• _Your goal_
Reproduce each line from the records that holds "xlabel".

• _Supplied entries_
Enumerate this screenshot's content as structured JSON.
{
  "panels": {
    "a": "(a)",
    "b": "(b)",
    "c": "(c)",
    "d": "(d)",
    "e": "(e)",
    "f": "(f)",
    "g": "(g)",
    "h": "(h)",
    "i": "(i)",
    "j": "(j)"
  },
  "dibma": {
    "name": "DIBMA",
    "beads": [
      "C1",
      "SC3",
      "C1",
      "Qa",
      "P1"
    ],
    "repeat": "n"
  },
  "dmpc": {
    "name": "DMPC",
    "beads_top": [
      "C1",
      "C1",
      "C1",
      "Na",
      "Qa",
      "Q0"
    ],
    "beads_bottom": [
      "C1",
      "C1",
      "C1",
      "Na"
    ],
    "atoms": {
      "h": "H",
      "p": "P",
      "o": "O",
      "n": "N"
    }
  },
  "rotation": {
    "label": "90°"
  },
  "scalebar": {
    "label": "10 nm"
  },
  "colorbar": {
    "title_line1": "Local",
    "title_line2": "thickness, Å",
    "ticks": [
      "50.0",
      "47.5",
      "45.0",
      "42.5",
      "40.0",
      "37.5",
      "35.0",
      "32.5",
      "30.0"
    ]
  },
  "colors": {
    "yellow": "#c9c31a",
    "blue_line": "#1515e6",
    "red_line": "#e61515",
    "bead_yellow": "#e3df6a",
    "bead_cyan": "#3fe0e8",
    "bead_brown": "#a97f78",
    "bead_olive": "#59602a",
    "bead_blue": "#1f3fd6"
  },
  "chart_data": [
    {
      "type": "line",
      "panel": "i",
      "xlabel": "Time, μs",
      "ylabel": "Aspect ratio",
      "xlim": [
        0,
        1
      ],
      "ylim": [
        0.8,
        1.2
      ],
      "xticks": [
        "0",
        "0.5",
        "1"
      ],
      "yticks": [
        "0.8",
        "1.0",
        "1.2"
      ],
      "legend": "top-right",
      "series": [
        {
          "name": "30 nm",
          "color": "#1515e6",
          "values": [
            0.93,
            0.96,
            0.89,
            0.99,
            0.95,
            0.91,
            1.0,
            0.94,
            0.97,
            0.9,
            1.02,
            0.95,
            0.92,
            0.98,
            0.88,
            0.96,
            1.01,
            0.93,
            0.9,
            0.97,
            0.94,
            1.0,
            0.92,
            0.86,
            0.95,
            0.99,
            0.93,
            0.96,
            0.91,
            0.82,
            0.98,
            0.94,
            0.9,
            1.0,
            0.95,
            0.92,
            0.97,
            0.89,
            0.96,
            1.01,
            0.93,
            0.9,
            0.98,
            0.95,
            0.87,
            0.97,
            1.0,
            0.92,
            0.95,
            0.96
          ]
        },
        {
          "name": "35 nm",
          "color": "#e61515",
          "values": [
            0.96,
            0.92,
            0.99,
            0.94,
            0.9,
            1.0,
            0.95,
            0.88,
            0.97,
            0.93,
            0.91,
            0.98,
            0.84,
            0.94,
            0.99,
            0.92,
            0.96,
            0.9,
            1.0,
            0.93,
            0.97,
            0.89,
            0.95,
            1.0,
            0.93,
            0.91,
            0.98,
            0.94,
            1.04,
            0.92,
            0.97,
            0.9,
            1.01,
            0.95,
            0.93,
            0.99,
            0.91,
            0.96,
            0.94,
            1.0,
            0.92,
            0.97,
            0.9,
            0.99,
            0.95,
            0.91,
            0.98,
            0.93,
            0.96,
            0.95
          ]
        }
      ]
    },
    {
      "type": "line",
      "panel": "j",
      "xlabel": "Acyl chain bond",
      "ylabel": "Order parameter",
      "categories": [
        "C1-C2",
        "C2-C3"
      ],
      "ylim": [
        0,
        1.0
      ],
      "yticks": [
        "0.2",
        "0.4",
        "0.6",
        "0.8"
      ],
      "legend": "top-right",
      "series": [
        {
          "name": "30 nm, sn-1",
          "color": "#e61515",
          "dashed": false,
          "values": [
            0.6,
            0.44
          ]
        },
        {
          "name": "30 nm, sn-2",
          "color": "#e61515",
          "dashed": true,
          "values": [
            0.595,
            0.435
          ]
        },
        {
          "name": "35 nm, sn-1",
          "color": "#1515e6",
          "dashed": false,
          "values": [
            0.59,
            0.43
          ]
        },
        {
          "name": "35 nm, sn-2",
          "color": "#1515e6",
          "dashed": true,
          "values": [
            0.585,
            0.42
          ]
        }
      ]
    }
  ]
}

• _Output for this exercise_
      "xlabel": "Time, μs",
      "xlabel": "Acyl chain bond",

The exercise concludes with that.